**Les consignes**:
(a) Reproduisez sans rien changer le passage du texte sur Emerson qui va de « Pourtant, l’intérêt des » à « de l’introspection, assomme. ».
(b) D'après le texte sur Emerson, qu'est-ce qui représente, pour ce philosophe, la clé de la sagesse, de la vérité et du bonheur ?

**Texte à lire**:
---

Portrait de Ralph Waldo Emerson.

Béatrice Malleret | Le Délit

« L’homme devrait apprendre à détecter et à observer cette lueur qui, de l’intérieur, traverse son esprit comme un éclair, plus qu’il ne prête attention à l’éclat qui brille au firmament des bardes et des sages. »

Ralph Waldo Emerson est un philosophe états-unien du 19e siècle pour qui l’intuition, bien davantage que la raison, représente la clé de la sagesse, de la vérité et du bonheur. Il rejette l’idée d’une préséance des paroles des maîtres des siècles passés, des systèmes théoriques et des traditions. C’est ainsi qu’il prône l’autosuffisance intellectuelle, ancrée dans une connaissance intuitive de soi.

La lecture de ses essais s’avère une expérience surprenante. Le style a, à lui seul, de quoi captiver. Poète, Emerson sert à ses lecteurs des phrases qui vont d’inspirantes à énigmatiques. Des affirmations telles que « Si laid soit-il, il n’existe aucun objet qui ne soit rendu beau par une lumière intense » et « Nous ne sommes jamais las tant que nous pouvons voir suffisamment loin » nous obligent à arrêter notre lecture afin de sérieusement les considérer.

Pourtant, l’intérêt des propos d’Emerson ne se limite pas à leur grand style. Ses écrits, qui allient contemplation solennelle et mordant, peuvent être source d’inspiration pour quiconque en quête de pistes de réflexion en matière d’épanouissement personnel. Pourfendeur véhément des tentatives de rationalisation de la personnalité humaine, Emerson propose des idées rafraîchissantes pour tous ceux que la morosité des « nous sommes la moyenne des cinq personnes avec qui nous passons le plus de temps », rencontrés au hasard de recherches Internet sur le thème de l’introspection, assomme.

---

**Lignes**:

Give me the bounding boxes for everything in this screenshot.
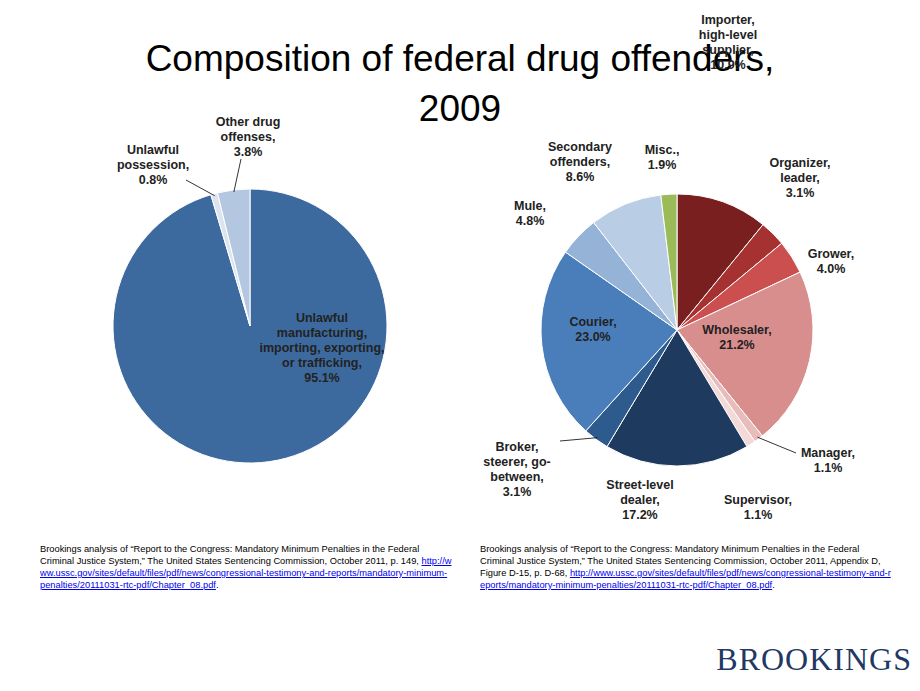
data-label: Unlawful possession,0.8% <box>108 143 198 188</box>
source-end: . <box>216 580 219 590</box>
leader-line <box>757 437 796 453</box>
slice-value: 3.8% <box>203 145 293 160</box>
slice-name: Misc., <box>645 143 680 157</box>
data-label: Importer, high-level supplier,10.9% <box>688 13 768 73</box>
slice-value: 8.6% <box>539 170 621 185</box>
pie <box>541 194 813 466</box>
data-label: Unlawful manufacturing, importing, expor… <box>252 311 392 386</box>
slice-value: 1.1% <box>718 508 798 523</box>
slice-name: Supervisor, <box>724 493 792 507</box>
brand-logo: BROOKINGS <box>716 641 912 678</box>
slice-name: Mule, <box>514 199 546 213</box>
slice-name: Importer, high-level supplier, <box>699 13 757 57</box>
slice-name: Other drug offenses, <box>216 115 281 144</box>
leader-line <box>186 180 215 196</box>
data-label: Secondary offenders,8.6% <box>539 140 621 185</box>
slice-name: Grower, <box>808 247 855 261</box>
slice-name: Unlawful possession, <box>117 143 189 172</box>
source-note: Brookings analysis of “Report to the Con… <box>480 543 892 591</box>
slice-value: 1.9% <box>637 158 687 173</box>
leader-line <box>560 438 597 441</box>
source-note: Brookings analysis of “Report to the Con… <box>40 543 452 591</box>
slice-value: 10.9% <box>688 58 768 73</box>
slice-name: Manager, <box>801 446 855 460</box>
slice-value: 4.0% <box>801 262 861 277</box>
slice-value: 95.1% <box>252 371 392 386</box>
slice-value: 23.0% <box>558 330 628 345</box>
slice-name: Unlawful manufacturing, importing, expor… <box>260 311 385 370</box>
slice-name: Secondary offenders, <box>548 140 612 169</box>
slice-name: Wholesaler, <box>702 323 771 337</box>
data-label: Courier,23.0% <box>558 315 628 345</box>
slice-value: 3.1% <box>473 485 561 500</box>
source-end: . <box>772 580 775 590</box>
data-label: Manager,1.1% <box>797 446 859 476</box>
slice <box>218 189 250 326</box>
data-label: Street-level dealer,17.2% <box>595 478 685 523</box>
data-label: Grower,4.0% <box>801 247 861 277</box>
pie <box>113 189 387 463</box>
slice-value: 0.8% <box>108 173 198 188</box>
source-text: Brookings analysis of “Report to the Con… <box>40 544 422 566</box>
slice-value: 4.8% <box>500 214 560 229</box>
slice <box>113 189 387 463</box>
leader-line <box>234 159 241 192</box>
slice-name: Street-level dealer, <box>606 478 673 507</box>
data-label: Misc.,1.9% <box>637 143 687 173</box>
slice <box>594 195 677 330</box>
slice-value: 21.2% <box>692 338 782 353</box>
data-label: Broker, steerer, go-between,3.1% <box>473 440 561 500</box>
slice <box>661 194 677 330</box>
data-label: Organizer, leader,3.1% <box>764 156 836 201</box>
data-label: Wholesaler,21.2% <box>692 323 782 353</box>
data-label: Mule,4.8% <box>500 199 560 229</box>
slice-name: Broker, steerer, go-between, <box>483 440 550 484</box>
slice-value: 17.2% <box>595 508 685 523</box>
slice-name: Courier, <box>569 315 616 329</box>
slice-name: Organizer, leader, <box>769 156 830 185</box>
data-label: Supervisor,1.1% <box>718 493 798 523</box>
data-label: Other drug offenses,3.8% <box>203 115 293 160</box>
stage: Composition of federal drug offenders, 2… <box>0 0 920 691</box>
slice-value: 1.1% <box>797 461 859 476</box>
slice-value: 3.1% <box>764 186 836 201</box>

---

**Réponses**:
(a)
Pourtant, l’intérêt des propos d’Emerson ne se limite pas à leur grand style. Ses écrits, qui allient contemplation solennelle et mordant, peuvent être source d’inspiration pour quiconque en quête de pistes de réflexion en matière d’épanouissement personnel. Pourfendeur véhément des tentatives de rationalisation de la personnalité humaine, Emerson propose des idées rafraîchissantes pour tous ceux que la morosité des « nous sommes la moyenne des cinq personnes avec qui nous passons le plus de temps », rencontrés au hasard de recherches Internet sur le thème de l’introspection, assomme.

(b) L'intuition, bien davantage que la raison.